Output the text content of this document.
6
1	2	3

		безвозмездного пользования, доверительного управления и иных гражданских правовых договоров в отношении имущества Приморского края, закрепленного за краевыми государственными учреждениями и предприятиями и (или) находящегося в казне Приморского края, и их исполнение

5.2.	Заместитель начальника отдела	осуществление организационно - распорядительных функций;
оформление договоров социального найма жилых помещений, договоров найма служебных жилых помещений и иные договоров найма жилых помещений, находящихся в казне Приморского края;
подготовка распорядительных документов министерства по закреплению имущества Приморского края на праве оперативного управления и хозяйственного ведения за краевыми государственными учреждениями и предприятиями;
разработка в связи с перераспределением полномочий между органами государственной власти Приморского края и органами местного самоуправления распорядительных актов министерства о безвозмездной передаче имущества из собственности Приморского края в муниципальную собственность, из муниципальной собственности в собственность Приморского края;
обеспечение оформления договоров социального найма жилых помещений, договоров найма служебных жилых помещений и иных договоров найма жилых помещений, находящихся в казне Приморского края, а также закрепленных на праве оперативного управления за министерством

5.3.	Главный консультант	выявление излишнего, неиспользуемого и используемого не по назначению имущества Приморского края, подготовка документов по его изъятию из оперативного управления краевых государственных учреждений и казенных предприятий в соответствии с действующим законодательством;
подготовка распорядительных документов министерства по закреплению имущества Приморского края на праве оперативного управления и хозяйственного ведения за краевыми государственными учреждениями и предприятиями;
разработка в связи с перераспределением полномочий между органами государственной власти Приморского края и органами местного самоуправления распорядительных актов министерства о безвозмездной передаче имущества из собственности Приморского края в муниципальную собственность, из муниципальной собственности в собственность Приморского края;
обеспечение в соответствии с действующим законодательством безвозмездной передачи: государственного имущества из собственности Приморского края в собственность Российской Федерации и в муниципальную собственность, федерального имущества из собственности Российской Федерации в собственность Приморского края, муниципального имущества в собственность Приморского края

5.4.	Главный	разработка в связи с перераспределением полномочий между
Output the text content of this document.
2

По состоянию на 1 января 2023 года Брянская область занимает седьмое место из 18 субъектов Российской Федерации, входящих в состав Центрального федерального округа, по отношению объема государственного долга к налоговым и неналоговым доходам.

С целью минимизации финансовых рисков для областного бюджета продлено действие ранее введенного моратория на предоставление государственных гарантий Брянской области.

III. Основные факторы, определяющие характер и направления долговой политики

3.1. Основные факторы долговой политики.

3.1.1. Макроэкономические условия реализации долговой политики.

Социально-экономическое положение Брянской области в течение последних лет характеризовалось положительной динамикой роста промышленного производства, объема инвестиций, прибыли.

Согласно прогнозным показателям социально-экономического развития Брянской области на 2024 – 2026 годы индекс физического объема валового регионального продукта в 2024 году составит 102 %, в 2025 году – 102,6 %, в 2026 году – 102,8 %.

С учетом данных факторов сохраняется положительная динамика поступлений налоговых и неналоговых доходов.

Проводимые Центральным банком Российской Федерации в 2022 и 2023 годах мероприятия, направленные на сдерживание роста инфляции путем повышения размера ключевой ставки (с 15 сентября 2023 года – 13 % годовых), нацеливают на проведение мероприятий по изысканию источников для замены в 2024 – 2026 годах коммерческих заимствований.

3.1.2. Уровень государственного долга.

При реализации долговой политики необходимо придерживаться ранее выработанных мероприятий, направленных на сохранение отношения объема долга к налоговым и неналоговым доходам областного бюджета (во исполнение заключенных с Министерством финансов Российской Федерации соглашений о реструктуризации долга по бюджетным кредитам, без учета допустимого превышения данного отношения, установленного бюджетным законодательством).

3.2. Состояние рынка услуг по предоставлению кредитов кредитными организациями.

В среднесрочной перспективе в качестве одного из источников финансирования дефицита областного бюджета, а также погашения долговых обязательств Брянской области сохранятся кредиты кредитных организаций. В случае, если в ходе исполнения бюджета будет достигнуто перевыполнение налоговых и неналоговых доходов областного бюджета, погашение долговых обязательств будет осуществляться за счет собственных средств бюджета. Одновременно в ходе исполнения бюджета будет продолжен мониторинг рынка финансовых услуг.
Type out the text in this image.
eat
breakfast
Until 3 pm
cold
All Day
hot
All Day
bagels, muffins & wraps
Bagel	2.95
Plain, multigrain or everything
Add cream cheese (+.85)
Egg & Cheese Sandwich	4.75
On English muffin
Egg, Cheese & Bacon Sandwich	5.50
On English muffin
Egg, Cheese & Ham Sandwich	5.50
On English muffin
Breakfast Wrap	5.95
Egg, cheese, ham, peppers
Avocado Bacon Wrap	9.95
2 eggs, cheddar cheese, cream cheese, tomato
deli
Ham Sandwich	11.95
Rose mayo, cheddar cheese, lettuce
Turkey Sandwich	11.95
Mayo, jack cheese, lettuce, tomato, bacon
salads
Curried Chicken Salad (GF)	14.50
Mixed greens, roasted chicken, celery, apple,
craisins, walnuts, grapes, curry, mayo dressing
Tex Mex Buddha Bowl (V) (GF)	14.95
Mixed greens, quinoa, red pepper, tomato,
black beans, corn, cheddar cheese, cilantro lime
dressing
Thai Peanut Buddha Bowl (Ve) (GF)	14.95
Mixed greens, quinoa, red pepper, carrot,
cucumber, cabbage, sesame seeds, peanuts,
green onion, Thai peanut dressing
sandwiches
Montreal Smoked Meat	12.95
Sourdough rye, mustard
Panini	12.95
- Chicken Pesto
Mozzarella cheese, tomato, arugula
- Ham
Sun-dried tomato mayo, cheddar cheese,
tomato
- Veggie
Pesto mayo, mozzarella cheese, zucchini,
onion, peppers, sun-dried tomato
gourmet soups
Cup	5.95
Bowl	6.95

__________

Reproduce each entry above exactly, keeping every word.

RESULT
Output the text content of this document.
6
1	2	3

		безвозмездного пользования, доверительного управления и иных гражданских правовых договоров в отношении имущества Приморского края, закрепленного за краевыми государственными учреждениями и предприятиями и (или) находящегося в казне Приморского края, и их исполнение

5.2.	Заместитель начальника отдела	осуществление организационно - распорядительных функций;
оформление договоров социального найма жилых помещений, договоров найма служебных жилых помещений и иные договоров найма жилых помещений, находящихся в казне Приморского края;
подготовка распорядительных документов министерства по закреплению имущества Приморского края на праве оперативного управления и хозяйственного ведения за краевыми государственными учреждениями и предприятиями;
разработка в связи с перераспределением полномочий между органами государственной власти Приморского края и органами местного самоуправления распорядительных актов министерства о безвозмездной передаче имущества из собственности Приморского края в муниципальную собственность, из муниципальной собственности в собственность Приморского края;
обеспечение оформления договоров социального найма жилых помещений, договоров найма служебных жилых помещений и иных договоров найма жилых помещений, находящихся в казне Приморского края, а также закрепленных на праве оперативного управления за министерством

5.3.	Главный консультант	выявление излишнего, неиспользуемого и используемого не по назначению имущества Приморского края, подготовка документов по его изъятию из оперативного управления краевых государственных учреждений и казенных предприятий в соответствии с действующим законодательством;
подготовка распорядительных документов министерства по закреплению имущества Приморского края на праве оперативного управления и хозяйственного ведения за краевыми государственными учреждениями и предприятиями;
разработка в связи с перераспределением полномочий между органами государственной власти Приморского края и органами местного самоуправления распорядительных актов министерства о безвозмездной передаче имущества из собственности Приморского края в муниципальную собственность, из муниципальной собственности в собственность Приморского края;
обеспечение в соответствии с действующим законодательством безвозмездной передачи: государственного имущества из собственности Приморского края в собственность Российской Федерации и в муниципальную собственность, федерального имущества из собственности Российской Федерации в собственность Приморского края, муниципального имущества в собственность Приморского края

5.4.	Главный	разработка в связи с перераспределением полномочий между
Output the text content of this document.
2

По состоянию на 1 января 2023 года Брянская область занимает седьмое место из 18 субъектов Российской Федерации, входящих в состав Центрального федерального округа, по отношению объема государственного долга к налоговым и неналоговым доходам.

С целью минимизации финансовых рисков для областного бюджета продлено действие ранее введенного моратория на предоставление государственных гарантий Брянской области.

III. Основные факторы, определяющие характер и направления долговой политики

3.1. Основные факторы долговой политики.

3.1.1. Макроэкономические условия реализации долговой политики.

Социально-экономическое положение Брянской области в течение последних лет характеризовалось положительной динамикой роста промышленного производства, объема инвестиций, прибыли.

Согласно прогнозным показателям социально-экономического развития Брянской области на 2024 – 2026 годы индекс физического объема валового регионального продукта в 2024 году составит 102 %, в 2025 году – 102,6 %, в 2026 году – 102,8 %.

С учетом данных факторов сохраняется положительная динамика поступлений налоговых и неналоговых доходов.

Проводимые Центральным банком Российской Федерации в 2022 и 2023 годах мероприятия, направленные на сдерживание роста инфляции путем повышения размера ключевой ставки (с 15 сентября 2023 года – 13 % годовых), нацеливают на проведение мероприятий по изысканию источников для замены в 2024 – 2026 годах коммерческих заимствований.

3.1.2. Уровень государственного долга.

При реализации долговой политики необходимо придерживаться ранее выработанных мероприятий, направленных на сохранение отношения объема долга к налоговым и неналоговым доходам областного бюджета (во исполнение заключенных с Министерством финансов Российской Федерации соглашений о реструктуризации долга по бюджетным кредитам, без учета допустимого превышения данного отношения, установленного бюджетным законодательством).

3.2. Состояние рынка услуг по предоставлению кредитов кредитными организациями.

В среднесрочной перспективе в качестве одного из источников финансирования дефицита областного бюджета, а также погашения долговых обязательств Брянской области сохранятся кредиты кредитных организаций. В случае, если в ходе исполнения бюджета будет достигнуто перевыполнение налоговых и неналоговых доходов областного бюджета, погашение долговых обязательств будет осуществляться за счет собственных средств бюджета. Одновременно в ходе исполнения бюджета будет продолжен мониторинг рынка финансовых услуг.
Type out the text in this image.
eat
breakfast
Until 3 pm
cold
All Day
hot
All Day
bagels, muffins & wraps
Bagel	2.95
Plain, multigrain or everything
Add cream cheese (+.85)
Egg & Cheese Sandwich	4.75
On English muffin
Egg, Cheese & Bacon Sandwich	5.50
On English muffin
Egg, Cheese & Ham Sandwich	5.50
On English muffin
Breakfast Wrap	5.95
Egg, cheese, ham, peppers
Avocado Bacon Wrap	9.95
2 eggs, cheddar cheese, cream cheese, tomato
deli
Ham Sandwich	11.95
Rose mayo, cheddar cheese, lettuce
Turkey Sandwich	11.95
Mayo, jack cheese, lettuce, tomato, bacon
salads
Curried Chicken Salad (GF)	14.50
Mixed greens, roasted chicken, celery, apple,
craisins, walnuts, grapes, curry, mayo dressing
Tex Mex Buddha Bowl (V) (GF)	14.95
Mixed greens, quinoa, red pepper, tomato,
black beans, corn, cheddar cheese, cilantro lime
dressing
Thai Peanut Buddha Bowl (Ve) (GF)	14.95
Mixed greens, quinoa, red pepper, carrot,
cucumber, cabbage, sesame seeds, peanuts,
green onion, Thai peanut dressing
sandwiches
Montreal Smoked Meat	12.95
Sourdough rye, mustard
Panini	12.95
- Chicken Pesto
Mozzarella cheese, tomato, arugula
- Ham
Sun-dried tomato mayo, cheddar cheese,
tomato
- Veggie
Pesto mayo, mozzarella cheese, zucchini,
onion, peppers, sun-dried tomato
gourmet soups
Cup	5.95
Bowl	6.95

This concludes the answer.